→ **Textauszug**:
--
Gleich vorweg: Weder ätherisches Zitronenöl noch irgendein anderes ätherisches Öl enthalten Vitamine oder Mineralstoffe.
Vermutlich entstehen solche Irrtümer aus der Annahme, dass ätherische Öle ähnliche Inhaltsstoffe, Eigenschaften und Anwendungsbereiche haben, wie die Pflanzen, aus denen sie gewonnen werden:
Annahme: „Weil die Zitrone viel Vitamin C enthält, muss auch das ätherische Öl, das aus der Zitronen gewonnen wird, Vitamin C enthalten.“
Und weil ein angeblich hoher Vitamingehalt das Produkt so noch „sexyer“ macht, und es sich damit noch besser verkaufen lässt, wird dieser Mythos fleißig und unhinterfragt nach- und weitergeplappert.
Nun ist Vitamin C ja tatsächlich reichlich im Fruchtfleisch/Saft von Zitronen enthalten – und übrigens noch üppiger im weißen Teil der Fruchtschale (Albedo).
--
→ **Datenteil**:
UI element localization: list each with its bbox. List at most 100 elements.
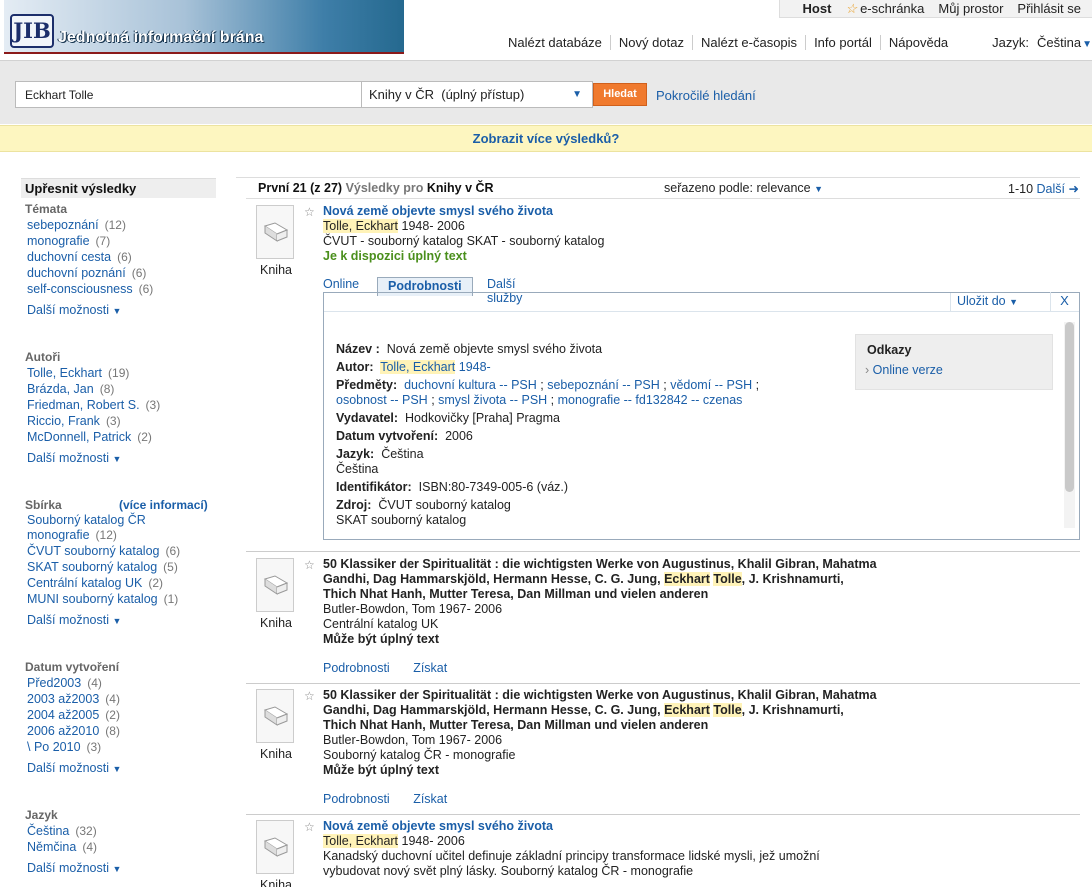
--
→ **Aufgaben**:
1) Geben Sie im Textauszug den Abschnitt von „Vermutlich entstehen solche“ bis „der Fruchtschale (Albedo).“ erneut wieder und ersetzen Sie dabei „Vitamin C“ durch „Ascorbinsäure“.
2) Wo ist laut Textauszug noch mehr Vitamin C enthalten als im Fruchtfleisch oder Saft von Zitronen?
3) Stimmen die folgenden Aussagen mit dem Textauszug überein? Antworten Sie jeweils mit Ja oder Nein und zitieren Sie die entscheidenden Worte.
(a) Ätherisches Zitronenöl enthält Mineralstoffe.
(b) Das Fruchtfleisch von Zitronen enthält reichlich Vitamin C.
(c) Der Mythos über Vitamine in ätherischen Ölen wird kritisch hinterfragt weitergegeben.

→ **Lösungen**:
1)
Vermutlich entstehen solche Irrtümer aus der Annahme, dass ätherische Öle ähnliche Inhaltsstoffe, Eigenschaften und Anwendungsbereiche haben, wie die Pflanzen, aus denen sie gewonnen werden:
Annahme: „Weil die Zitrone viel Ascorbinsäure enthält, muss auch das ätherische Öl, das aus der Zitronen gewonnen wird, Ascorbinsäure enthalten.“
Und weil ein angeblich hoher Vitamingehalt das Produkt so noch „sexyer“ macht, und es sich damit noch besser verkaufen lässt, wird dieser Mythos fleißig und unhinterfragt nach- und weitergeplappert.
Nun ist Ascorbinsäure ja tatsächlich reichlich im Fruchtfleisch/Saft von Zitronen enthalten – und übrigens noch üppiger im weißen Teil der Fruchtschale (Albedo).

2) Im weißen Teil der Fruchtschale (Albedo).

3)
(a) Nein: „Weder ätherisches Zitronenöl noch irgendein anderes ätherisches Öl enthalten Vitamine oder Mineralstoffe.“
(b) Ja: „Nun ist Vitamin C ja tatsächlich reichlich im Fruchtfleisch/Saft von Zitronen enthalten“
(c) Nein: „wird dieser Mythos fleißig und unhinterfragt nach- und weitergeplappert“